## BEGIN Input for this task

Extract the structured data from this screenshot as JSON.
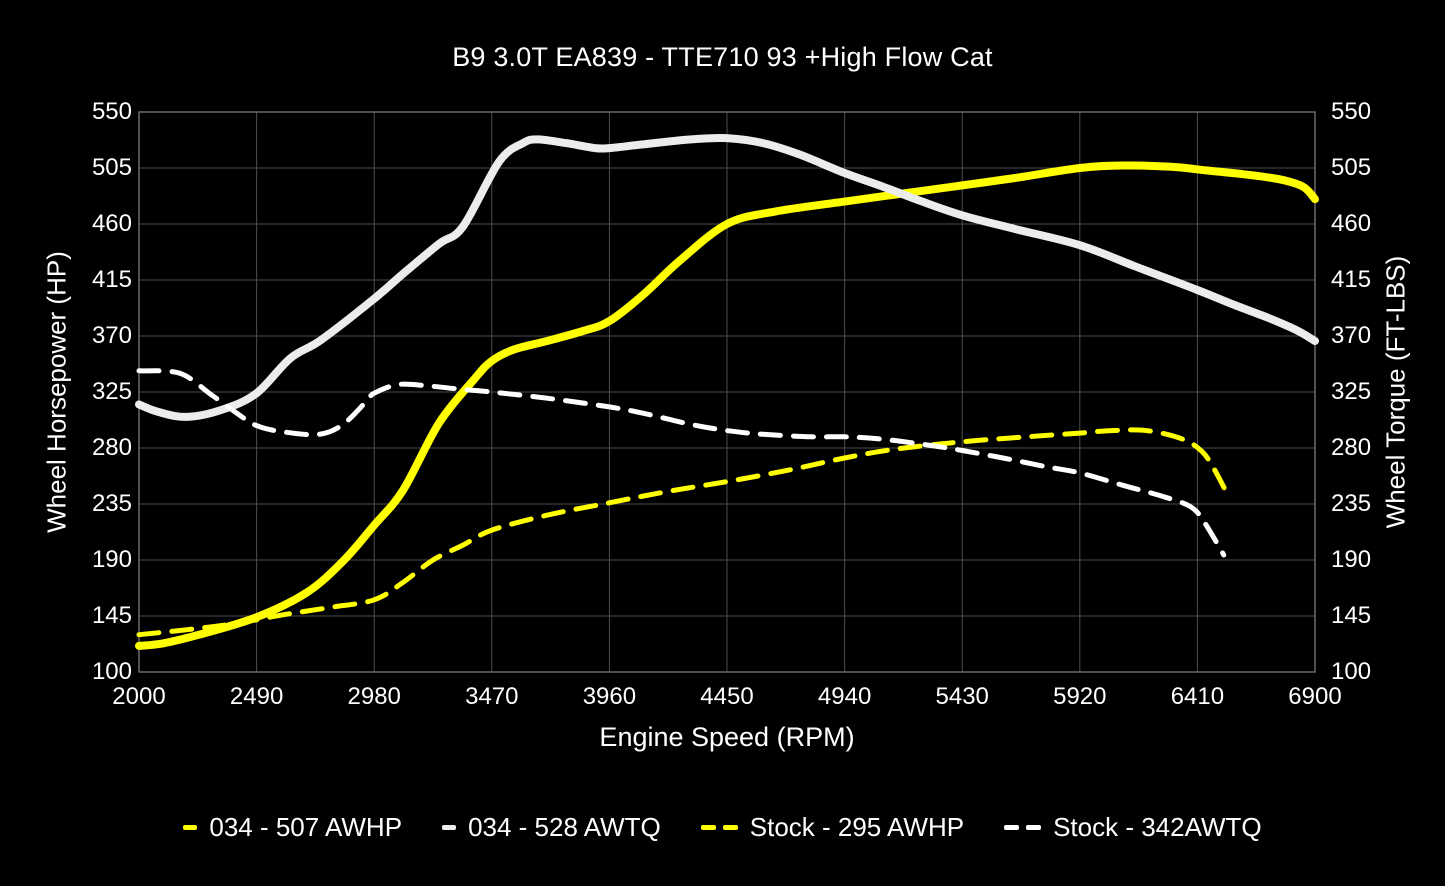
{
  "colors": {
    "background": "#000000",
    "text": "#ffffff",
    "grid": "#4d4d4d",
    "frame": "#7a7a7a",
    "accent_yellow": "#ffff00",
    "curve_white": "#ececec",
    "dashed_white": "#ffffff"
  },
  "chart_data": {
    "type": "line",
    "title": "B9 3.0T EA839 - TTE710 93 +High Flow Cat",
    "xlabel": "Engine Speed (RPM)",
    "ylabel_left": "Wheel Horsepower (HP)",
    "ylabel_right": "Wheel Torque (FT-LBS)",
    "xlim": [
      2000,
      6900
    ],
    "ylim": [
      100,
      550
    ],
    "x_ticks": [
      2000,
      2490,
      2980,
      3470,
      3960,
      4450,
      4940,
      5430,
      5920,
      6410,
      6900
    ],
    "y_ticks": [
      100,
      145,
      190,
      235,
      280,
      325,
      370,
      415,
      460,
      505,
      550
    ],
    "grid": true,
    "legend_position": "bottom",
    "series": [
      {
        "name": "034 - 507 AWHP",
        "color": "#ffff00",
        "style": "solid",
        "width": 8,
        "points": [
          [
            2000,
            121
          ],
          [
            2100,
            123
          ],
          [
            2250,
            130
          ],
          [
            2490,
            144
          ],
          [
            2700,
            164
          ],
          [
            2850,
            189
          ],
          [
            2980,
            218
          ],
          [
            3100,
            246
          ],
          [
            3250,
            300
          ],
          [
            3400,
            336
          ],
          [
            3470,
            350
          ],
          [
            3560,
            359
          ],
          [
            3700,
            366
          ],
          [
            3850,
            374
          ],
          [
            3960,
            382
          ],
          [
            4100,
            403
          ],
          [
            4250,
            430
          ],
          [
            4450,
            460
          ],
          [
            4650,
            470
          ],
          [
            4940,
            478
          ],
          [
            5200,
            485
          ],
          [
            5430,
            491
          ],
          [
            5650,
            497
          ],
          [
            5920,
            505
          ],
          [
            6100,
            507
          ],
          [
            6300,
            506
          ],
          [
            6450,
            503
          ],
          [
            6600,
            500
          ],
          [
            6750,
            496
          ],
          [
            6850,
            490
          ],
          [
            6900,
            480
          ]
        ]
      },
      {
        "name": "034 - 528 AWTQ",
        "color": "#ececec",
        "style": "solid",
        "width": 8,
        "points": [
          [
            2000,
            315
          ],
          [
            2080,
            309
          ],
          [
            2200,
            305
          ],
          [
            2350,
            311
          ],
          [
            2490,
            324
          ],
          [
            2630,
            352
          ],
          [
            2760,
            367
          ],
          [
            2980,
            400
          ],
          [
            3100,
            420
          ],
          [
            3250,
            444
          ],
          [
            3350,
            458
          ],
          [
            3500,
            510
          ],
          [
            3600,
            525
          ],
          [
            3660,
            528
          ],
          [
            3780,
            525
          ],
          [
            3900,
            521
          ],
          [
            3960,
            521
          ],
          [
            4100,
            524
          ],
          [
            4300,
            528
          ],
          [
            4450,
            529
          ],
          [
            4600,
            525
          ],
          [
            4750,
            516
          ],
          [
            4940,
            501
          ],
          [
            5100,
            490
          ],
          [
            5250,
            479
          ],
          [
            5430,
            467
          ],
          [
            5650,
            456
          ],
          [
            5920,
            443
          ],
          [
            6150,
            426
          ],
          [
            6410,
            407
          ],
          [
            6550,
            396
          ],
          [
            6700,
            385
          ],
          [
            6820,
            375
          ],
          [
            6900,
            366
          ]
        ]
      },
      {
        "name": "Stock - 295 AWHP",
        "color": "#ffff00",
        "style": "dashed",
        "width": 5,
        "points": [
          [
            2000,
            130
          ],
          [
            2200,
            134
          ],
          [
            2400,
            139
          ],
          [
            2600,
            146
          ],
          [
            2800,
            152
          ],
          [
            2980,
            158
          ],
          [
            3100,
            172
          ],
          [
            3225,
            190
          ],
          [
            3350,
            202
          ],
          [
            3470,
            214
          ],
          [
            3700,
            226
          ],
          [
            3960,
            236
          ],
          [
            4200,
            245
          ],
          [
            4450,
            253
          ],
          [
            4700,
            262
          ],
          [
            4940,
            272
          ],
          [
            5150,
            279
          ],
          [
            5430,
            285
          ],
          [
            5700,
            289
          ],
          [
            5920,
            292
          ],
          [
            6050,
            294
          ],
          [
            6200,
            294
          ],
          [
            6350,
            287
          ],
          [
            6430,
            277
          ],
          [
            6480,
            263
          ],
          [
            6540,
            241
          ]
        ]
      },
      {
        "name": "Stock - 342AWTQ",
        "color": "#ffffff",
        "style": "dashed",
        "width": 5,
        "points": [
          [
            2000,
            342
          ],
          [
            2170,
            340
          ],
          [
            2300,
            323
          ],
          [
            2400,
            309
          ],
          [
            2490,
            298
          ],
          [
            2600,
            293
          ],
          [
            2750,
            291
          ],
          [
            2850,
            299
          ],
          [
            2950,
            318
          ],
          [
            2980,
            324
          ],
          [
            3080,
            331
          ],
          [
            3200,
            330
          ],
          [
            3350,
            327
          ],
          [
            3470,
            325
          ],
          [
            3700,
            320
          ],
          [
            3960,
            313
          ],
          [
            4100,
            308
          ],
          [
            4300,
            299
          ],
          [
            4450,
            294
          ],
          [
            4600,
            291
          ],
          [
            4800,
            289
          ],
          [
            4940,
            289
          ],
          [
            5100,
            287
          ],
          [
            5300,
            282
          ],
          [
            5430,
            278
          ],
          [
            5600,
            272
          ],
          [
            5780,
            265
          ],
          [
            5920,
            260
          ],
          [
            6100,
            250
          ],
          [
            6250,
            242
          ],
          [
            6380,
            233
          ],
          [
            6440,
            220
          ],
          [
            6520,
            194
          ]
        ]
      }
    ],
    "legend": [
      {
        "label": "034 - 507 AWHP",
        "marker_color": "#ffff00",
        "marker_style": "solid"
      },
      {
        "label": "034 - 528 AWTQ",
        "marker_color": "#ececec",
        "marker_style": "solid"
      },
      {
        "label": "Stock - 295 AWHP",
        "marker_color": "#ffff00",
        "marker_style": "dashed"
      },
      {
        "label": "Stock - 342AWTQ",
        "marker_color": "#ffffff",
        "marker_style": "dashed"
      }
    ]
  }
}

## END Input for this task

**Task prompt**:
The records above must be echoed exactly, minus their pictures.

**Answer to the task**:
Extract the structured data from this screenshot as JSON.
{
  "colors": {
    "background": "#000000",
    "text": "#ffffff",
    "grid": "#4d4d4d",
    "frame": "#7a7a7a",
    "accent_yellow": "#ffff00",
    "curve_white": "#ececec",
    "dashed_white": "#ffffff"
  },
  "chart_data": {
    "type": "line",
    "title": "B9 3.0T EA839 - TTE710 93 +High Flow Cat",
    "xlabel": "Engine Speed (RPM)",
    "ylabel_left": "Wheel Horsepower (HP)",
    "ylabel_right": "Wheel Torque (FT-LBS)",
    "xlim": [
      2000,
      6900
    ],
    "ylim": [
      100,
      550
    ],
    "x_ticks": [
      2000,
      2490,
      2980,
      3470,
      3960,
      4450,
      4940,
      5430,
      5920,
      6410,
      6900
    ],
    "y_ticks": [
      100,
      145,
      190,
      235,
      280,
      325,
      370,
      415,
      460,
      505,
      550
    ],
    "grid": true,
    "legend_position": "bottom",
    "series": [
      {
        "name": "034 - 507 AWHP",
        "color": "#ffff00",
        "style": "solid",
        "width": 8,
        "points": [
          [
            2000,
            121
          ],
          [
            2100,
            123
          ],
          [
            2250,
            130
          ],
          [
            2490,
            144
          ],
          [
            2700,
            164
          ],
          [
            2850,
            189
          ],
          [
            2980,
            218
          ],
          [
            3100,
            246
          ],
          [
            3250,
            300
          ],
          [
            3400,
            336
          ],
          [
            3470,
            350
          ],
          [
            3560,
            359
          ],
          [
            3700,
            366
          ],
          [
            3850,
            374
          ],
          [
            3960,
            382
          ],
          [
            4100,
            403
          ],
          [
            4250,
            430
          ],
          [
            4450,
            460
          ],
          [
            4650,
            470
          ],
          [
            4940,
            478
          ],
          [
            5200,
            485
          ],
          [
            5430,
            491
          ],
          [
            5650,
            497
          ],
          [
            5920,
            505
          ],
          [
            6100,
            507
          ],
          [
            6300,
            506
          ],
          [
            6450,
            503
          ],
          [
            6600,
            500
          ],
          [
            6750,
            496
          ],
          [
            6850,
            490
          ],
          [
            6900,
            480
          ]
        ]
      },
      {
        "name": "034 - 528 AWTQ",
        "color": "#ececec",
        "style": "solid",
        "width": 8,
        "points": [
          [
            2000,
            315
          ],
          [
            2080,
            309
          ],
          [
            2200,
            305
          ],
          [
            2350,
            311
          ],
          [
            2490,
            324
          ],
          [
            2630,
            352
          ],
          [
            2760,
            367
          ],
          [
            2980,
            400
          ],
          [
            3100,
            420
          ],
          [
            3250,
            444
          ],
          [
            3350,
            458
          ],
          [
            3500,
            510
          ],
          [
            3600,
            525
          ],
          [
            3660,
            528
          ],
          [
            3780,
            525
          ],
          [
            3900,
            521
          ],
          [
            3960,
            521
          ],
          [
            4100,
            524
          ],
          [
            4300,
            528
          ],
          [
            4450,
            529
          ],
          [
            4600,
            525
          ],
          [
            4750,
            516
          ],
          [
            4940,
            501
          ],
          [
            5100,
            490
          ],
          [
            5250,
            479
          ],
          [
            5430,
            467
          ],
          [
            5650,
            456
          ],
          [
            5920,
            443
          ],
          [
            6150,
            426
          ],
          [
            6410,
            407
          ],
          [
            6550,
            396
          ],
          [
            6700,
            385
          ],
          [
            6820,
            375
          ],
          [
            6900,
            366
          ]
        ]
      },
      {
        "name": "Stock - 295 AWHP",
        "color": "#ffff00",
        "style": "dashed",
        "width": 5,
        "points": [
          [
            2000,
            130
          ],
          [
            2200,
            134
          ],
          [
            2400,
            139
          ],
          [
            2600,
            146
          ],
          [
            2800,
            152
          ],
          [
            2980,
            158
          ],
          [
            3100,
            172
          ],
          [
            3225,
            190
          ],
          [
            3350,
            202
          ],
          [
            3470,
            214
          ],
          [
            3700,
            226
          ],
          [
            3960,
            236
          ],
          [
            4200,
            245
          ],
          [
            4450,
            253
          ],
          [
            4700,
            262
          ],
          [
            4940,
            272
          ],
          [
            5150,
            279
          ],
          [
            5430,
            285
          ],
          [
            5700,
            289
          ],
          [
            5920,
            292
          ],
          [
            6050,
            294
          ],
          [
            6200,
            294
          ],
          [
            6350,
            287
          ],
          [
            6430,
            277
          ],
          [
            6480,
            263
          ],
          [
            6540,
            241
          ]
        ]
      },
      {
        "name": "Stock - 342AWTQ",
        "color": "#ffffff",
        "style": "dashed",
        "width": 5,
        "points": [
          [
            2000,
            342
          ],
          [
            2170,
            340
          ],
          [
            2300,
            323
          ],
          [
            2400,
            309
          ],
          [
            2490,
            298
          ],
          [
            2600,
            293
          ],
          [
            2750,
            291
          ],
          [
            2850,
            299
          ],
          [
            2950,
            318
          ],
          [
            2980,
            324
          ],
          [
            3080,
            331
          ],
          [
            3200,
            330
          ],
          [
            3350,
            327
          ],
          [
            3470,
            325
          ],
          [
            3700,
            320
          ],
          [
            3960,
            313
          ],
          [
            4100,
            308
          ],
          [
            4300,
            299
          ],
          [
            4450,
            294
          ],
          [
            4600,
            291
          ],
          [
            4800,
            289
          ],
          [
            4940,
            289
          ],
          [
            5100,
            287
          ],
          [
            5300,
            282
          ],
          [
            5430,
            278
          ],
          [
            5600,
            272
          ],
          [
            5780,
            265
          ],
          [
            5920,
            260
          ],
          [
            6100,
            250
          ],
          [
            6250,
            242
          ],
          [
            6380,
            233
          ],
          [
            6440,
            220
          ],
          [
            6520,
            194
          ]
        ]
      }
    ],
    "legend": [
      {
        "label": "034 - 507 AWHP",
        "marker_color": "#ffff00",
        "marker_style": "solid"
      },
      {
        "label": "034 - 528 AWTQ",
        "marker_color": "#ececec",
        "marker_style": "solid"
      },
      {
        "label": "Stock - 295 AWHP",
        "marker_color": "#ffff00",
        "marker_style": "dashed"
      },
      {
        "label": "Stock - 342AWTQ",
        "marker_color": "#ffffff",
        "marker_style": "dashed"
      }
    ]
  }
}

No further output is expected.